THE REQUEST
Your task is to locate every line holding the string "result" and to copy each of them.

─── SUPPLIED MATERIAL ───

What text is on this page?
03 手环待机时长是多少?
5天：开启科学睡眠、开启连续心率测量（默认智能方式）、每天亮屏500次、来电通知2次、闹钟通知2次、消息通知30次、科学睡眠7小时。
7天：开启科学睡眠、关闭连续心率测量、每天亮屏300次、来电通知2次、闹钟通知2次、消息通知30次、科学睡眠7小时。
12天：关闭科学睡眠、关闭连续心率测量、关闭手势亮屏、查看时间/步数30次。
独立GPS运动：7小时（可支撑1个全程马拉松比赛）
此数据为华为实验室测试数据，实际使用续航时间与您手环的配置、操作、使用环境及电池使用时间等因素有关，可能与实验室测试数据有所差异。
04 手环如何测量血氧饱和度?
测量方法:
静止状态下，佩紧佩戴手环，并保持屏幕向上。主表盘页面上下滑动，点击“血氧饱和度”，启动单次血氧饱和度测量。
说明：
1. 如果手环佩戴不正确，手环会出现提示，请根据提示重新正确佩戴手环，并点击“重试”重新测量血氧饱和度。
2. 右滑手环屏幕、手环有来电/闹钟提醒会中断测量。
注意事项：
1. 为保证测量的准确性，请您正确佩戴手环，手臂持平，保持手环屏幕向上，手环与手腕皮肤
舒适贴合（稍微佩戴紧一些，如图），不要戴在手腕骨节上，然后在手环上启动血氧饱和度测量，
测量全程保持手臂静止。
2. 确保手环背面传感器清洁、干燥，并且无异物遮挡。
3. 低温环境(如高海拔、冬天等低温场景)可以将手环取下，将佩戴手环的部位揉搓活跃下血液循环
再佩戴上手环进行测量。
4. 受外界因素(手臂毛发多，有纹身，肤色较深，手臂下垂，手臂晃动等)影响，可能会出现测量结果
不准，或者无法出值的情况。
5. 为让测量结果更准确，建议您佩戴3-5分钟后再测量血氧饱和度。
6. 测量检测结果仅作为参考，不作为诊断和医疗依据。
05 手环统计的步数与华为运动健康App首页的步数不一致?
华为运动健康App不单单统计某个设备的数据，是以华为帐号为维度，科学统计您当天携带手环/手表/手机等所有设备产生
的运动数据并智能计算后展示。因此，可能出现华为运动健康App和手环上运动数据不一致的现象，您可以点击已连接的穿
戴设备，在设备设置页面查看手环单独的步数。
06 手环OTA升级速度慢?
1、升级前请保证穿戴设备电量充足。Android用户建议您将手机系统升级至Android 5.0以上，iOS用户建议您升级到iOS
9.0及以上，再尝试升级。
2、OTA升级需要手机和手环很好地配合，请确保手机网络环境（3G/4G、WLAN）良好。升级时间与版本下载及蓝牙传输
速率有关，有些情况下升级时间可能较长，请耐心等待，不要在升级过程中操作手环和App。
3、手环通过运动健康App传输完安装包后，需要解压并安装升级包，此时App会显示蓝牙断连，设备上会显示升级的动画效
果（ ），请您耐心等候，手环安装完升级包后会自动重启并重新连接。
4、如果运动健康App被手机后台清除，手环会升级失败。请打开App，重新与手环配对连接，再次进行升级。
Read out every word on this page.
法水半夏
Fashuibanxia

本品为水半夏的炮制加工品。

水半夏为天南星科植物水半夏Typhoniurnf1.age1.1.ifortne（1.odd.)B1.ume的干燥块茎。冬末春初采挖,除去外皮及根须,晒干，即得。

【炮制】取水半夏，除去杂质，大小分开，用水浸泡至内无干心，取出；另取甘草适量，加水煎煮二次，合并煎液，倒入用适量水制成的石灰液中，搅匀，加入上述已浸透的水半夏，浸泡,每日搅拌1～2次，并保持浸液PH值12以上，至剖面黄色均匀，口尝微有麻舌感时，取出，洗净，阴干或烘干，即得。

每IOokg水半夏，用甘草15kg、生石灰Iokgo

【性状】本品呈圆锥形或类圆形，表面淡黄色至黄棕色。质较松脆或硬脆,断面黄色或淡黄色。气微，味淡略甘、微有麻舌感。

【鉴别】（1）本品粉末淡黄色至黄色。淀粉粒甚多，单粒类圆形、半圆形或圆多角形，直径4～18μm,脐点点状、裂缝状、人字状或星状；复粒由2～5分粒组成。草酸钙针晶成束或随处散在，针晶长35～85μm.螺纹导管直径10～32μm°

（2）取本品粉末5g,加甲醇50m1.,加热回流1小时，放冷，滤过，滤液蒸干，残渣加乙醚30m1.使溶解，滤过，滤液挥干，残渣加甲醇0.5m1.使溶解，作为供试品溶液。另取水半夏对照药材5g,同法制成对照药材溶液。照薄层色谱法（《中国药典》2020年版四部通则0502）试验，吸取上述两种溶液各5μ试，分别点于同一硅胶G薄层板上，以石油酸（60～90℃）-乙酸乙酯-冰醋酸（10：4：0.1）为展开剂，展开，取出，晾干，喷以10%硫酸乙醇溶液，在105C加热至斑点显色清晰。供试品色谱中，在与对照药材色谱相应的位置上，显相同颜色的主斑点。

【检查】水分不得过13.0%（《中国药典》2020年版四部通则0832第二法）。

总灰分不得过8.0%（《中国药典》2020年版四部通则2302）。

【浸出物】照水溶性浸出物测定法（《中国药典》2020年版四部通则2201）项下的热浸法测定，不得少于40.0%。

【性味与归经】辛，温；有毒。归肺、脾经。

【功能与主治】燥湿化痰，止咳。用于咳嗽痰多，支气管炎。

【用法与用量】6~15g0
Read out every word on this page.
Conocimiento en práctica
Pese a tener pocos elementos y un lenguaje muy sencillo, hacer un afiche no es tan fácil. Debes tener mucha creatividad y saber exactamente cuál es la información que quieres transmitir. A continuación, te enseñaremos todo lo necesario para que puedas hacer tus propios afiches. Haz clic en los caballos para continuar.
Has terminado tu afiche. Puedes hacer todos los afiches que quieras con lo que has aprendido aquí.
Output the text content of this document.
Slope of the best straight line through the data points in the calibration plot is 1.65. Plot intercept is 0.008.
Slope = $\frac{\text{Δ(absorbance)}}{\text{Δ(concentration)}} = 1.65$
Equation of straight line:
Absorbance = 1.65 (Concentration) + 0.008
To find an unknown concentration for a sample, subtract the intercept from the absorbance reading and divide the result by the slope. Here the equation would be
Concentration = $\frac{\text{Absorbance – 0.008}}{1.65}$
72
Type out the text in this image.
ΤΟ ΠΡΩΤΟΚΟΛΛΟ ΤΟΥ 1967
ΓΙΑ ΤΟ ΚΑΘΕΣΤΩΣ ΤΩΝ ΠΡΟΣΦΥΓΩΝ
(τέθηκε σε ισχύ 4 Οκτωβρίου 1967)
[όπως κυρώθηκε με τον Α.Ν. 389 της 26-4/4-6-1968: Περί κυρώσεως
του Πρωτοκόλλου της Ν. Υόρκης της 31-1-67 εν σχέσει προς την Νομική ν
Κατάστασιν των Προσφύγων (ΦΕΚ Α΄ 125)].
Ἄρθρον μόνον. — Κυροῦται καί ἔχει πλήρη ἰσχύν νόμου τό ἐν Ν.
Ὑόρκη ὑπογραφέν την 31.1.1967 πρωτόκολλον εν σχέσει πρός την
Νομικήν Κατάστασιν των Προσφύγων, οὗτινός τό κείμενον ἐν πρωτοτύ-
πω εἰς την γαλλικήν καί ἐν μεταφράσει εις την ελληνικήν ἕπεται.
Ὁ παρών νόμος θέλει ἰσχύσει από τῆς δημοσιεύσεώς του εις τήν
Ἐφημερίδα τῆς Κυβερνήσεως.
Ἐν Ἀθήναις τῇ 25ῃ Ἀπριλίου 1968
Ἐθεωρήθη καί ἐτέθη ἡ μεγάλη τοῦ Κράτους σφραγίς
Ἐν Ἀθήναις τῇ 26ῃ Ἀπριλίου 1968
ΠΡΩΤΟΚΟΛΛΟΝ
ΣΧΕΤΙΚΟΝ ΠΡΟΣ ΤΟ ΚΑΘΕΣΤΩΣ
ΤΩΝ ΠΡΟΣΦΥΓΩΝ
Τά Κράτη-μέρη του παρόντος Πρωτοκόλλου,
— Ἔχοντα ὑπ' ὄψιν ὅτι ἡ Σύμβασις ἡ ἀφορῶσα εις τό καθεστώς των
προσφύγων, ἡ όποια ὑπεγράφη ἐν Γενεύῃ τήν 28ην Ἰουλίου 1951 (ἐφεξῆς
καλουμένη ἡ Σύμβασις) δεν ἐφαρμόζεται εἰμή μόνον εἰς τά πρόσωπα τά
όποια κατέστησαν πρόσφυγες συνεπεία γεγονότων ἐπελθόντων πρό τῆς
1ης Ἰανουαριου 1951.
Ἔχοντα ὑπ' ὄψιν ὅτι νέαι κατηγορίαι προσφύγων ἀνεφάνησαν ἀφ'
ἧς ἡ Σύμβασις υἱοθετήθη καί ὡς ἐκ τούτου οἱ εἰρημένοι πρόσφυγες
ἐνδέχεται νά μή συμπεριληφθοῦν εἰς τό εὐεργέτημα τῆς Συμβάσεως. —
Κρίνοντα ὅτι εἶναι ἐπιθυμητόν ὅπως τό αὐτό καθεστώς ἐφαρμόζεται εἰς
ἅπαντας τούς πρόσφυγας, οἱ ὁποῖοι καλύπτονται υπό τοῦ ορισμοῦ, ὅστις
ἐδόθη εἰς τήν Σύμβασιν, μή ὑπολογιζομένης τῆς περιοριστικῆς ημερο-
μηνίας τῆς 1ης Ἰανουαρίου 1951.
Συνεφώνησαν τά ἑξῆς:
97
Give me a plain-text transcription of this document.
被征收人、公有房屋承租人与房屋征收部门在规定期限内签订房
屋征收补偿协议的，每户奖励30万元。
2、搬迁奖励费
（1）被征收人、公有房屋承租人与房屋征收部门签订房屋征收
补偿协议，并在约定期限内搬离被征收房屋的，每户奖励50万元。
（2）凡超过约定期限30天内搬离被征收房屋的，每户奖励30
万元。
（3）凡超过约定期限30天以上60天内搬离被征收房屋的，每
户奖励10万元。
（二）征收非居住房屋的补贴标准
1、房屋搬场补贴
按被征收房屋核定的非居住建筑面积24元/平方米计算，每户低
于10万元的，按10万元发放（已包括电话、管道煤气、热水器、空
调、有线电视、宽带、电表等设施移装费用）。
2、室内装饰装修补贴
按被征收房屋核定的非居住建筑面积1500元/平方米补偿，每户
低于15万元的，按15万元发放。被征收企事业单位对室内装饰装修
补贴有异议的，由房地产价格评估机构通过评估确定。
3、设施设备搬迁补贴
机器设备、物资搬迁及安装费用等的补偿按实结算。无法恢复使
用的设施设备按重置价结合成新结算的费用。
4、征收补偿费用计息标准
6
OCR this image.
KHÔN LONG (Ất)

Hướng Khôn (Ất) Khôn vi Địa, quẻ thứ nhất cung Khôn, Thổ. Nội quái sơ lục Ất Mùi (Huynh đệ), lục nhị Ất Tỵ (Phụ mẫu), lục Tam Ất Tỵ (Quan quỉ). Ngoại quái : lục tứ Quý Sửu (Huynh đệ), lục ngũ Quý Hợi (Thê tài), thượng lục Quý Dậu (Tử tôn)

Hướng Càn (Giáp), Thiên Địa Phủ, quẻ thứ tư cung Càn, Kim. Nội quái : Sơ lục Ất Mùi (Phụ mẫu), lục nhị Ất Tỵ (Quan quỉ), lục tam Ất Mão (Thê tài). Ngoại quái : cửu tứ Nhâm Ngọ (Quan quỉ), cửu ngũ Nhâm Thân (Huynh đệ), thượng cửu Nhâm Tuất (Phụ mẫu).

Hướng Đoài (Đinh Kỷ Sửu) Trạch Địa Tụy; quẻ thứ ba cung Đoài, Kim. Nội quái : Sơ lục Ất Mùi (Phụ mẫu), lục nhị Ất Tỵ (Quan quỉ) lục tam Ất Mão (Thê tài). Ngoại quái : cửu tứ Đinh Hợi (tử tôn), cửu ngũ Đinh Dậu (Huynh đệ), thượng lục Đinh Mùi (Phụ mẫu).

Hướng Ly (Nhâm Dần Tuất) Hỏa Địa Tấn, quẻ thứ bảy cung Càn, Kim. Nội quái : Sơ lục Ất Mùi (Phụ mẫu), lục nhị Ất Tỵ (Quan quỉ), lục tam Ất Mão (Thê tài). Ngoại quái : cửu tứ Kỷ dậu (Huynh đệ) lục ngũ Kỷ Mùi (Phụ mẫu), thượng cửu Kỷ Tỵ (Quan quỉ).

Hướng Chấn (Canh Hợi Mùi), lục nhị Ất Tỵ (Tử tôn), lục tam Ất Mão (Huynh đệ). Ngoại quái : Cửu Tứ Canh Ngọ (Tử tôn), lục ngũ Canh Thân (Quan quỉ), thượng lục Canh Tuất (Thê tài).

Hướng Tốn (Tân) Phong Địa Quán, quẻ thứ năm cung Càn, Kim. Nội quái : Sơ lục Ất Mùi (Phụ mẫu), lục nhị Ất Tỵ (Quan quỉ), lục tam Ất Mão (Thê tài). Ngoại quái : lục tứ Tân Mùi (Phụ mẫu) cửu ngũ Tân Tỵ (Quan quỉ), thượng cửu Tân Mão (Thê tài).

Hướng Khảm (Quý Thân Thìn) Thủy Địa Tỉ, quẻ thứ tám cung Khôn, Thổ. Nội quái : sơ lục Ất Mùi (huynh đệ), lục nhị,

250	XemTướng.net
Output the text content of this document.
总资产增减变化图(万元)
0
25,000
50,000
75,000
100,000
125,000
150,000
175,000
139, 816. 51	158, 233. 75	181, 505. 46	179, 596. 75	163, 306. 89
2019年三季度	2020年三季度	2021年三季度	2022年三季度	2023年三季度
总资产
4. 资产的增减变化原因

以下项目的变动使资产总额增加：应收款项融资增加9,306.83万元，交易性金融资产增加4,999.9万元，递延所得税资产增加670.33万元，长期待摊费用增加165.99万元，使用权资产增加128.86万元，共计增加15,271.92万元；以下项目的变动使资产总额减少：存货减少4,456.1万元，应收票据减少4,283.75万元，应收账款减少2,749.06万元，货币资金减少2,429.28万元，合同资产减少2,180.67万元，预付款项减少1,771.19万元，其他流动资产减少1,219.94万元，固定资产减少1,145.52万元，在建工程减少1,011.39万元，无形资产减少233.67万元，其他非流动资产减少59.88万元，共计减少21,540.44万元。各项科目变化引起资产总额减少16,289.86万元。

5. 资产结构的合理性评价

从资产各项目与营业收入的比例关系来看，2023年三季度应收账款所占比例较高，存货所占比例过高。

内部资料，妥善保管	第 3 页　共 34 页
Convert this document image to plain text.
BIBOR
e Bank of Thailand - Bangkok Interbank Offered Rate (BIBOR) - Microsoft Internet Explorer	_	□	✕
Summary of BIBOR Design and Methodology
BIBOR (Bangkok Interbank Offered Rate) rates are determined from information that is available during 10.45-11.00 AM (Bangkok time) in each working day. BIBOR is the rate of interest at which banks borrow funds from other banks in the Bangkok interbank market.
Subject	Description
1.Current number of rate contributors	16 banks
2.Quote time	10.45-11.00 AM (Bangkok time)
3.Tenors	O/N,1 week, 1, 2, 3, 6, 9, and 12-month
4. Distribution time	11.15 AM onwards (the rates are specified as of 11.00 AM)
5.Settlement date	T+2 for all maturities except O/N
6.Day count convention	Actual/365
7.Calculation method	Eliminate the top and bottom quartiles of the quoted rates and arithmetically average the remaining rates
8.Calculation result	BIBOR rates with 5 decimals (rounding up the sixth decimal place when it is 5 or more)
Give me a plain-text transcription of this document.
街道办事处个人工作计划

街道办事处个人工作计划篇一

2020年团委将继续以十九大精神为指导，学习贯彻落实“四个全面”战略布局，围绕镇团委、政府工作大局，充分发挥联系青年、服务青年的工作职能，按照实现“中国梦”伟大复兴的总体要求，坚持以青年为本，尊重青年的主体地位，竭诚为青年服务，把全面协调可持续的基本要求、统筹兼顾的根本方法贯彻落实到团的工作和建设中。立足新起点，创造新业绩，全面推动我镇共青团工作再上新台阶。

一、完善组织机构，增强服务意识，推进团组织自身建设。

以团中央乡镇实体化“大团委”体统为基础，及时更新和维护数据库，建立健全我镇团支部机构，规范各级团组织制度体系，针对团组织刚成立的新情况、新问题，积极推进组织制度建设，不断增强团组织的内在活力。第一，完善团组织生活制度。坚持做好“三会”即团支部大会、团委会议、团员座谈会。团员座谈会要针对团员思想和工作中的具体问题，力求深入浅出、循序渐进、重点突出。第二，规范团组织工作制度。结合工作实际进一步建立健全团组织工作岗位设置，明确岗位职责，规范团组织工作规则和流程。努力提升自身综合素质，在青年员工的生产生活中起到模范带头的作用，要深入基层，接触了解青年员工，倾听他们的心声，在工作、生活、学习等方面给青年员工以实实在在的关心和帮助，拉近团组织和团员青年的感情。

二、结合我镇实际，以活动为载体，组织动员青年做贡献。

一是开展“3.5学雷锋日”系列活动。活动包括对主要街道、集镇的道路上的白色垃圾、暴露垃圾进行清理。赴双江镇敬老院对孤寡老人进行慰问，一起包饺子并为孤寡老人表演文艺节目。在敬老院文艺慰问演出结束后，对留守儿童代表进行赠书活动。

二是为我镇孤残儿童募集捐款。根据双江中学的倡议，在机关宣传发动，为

───

EXERCISE ANSWER
To find an unknown concentration for a sample, subtract the intercept from the absorbance reading and divide the result by the slope. Here the equation would be
8.Calculation result	BIBOR rates with 5 decimals (rounding up the sixth decimal place when it is 5 or more)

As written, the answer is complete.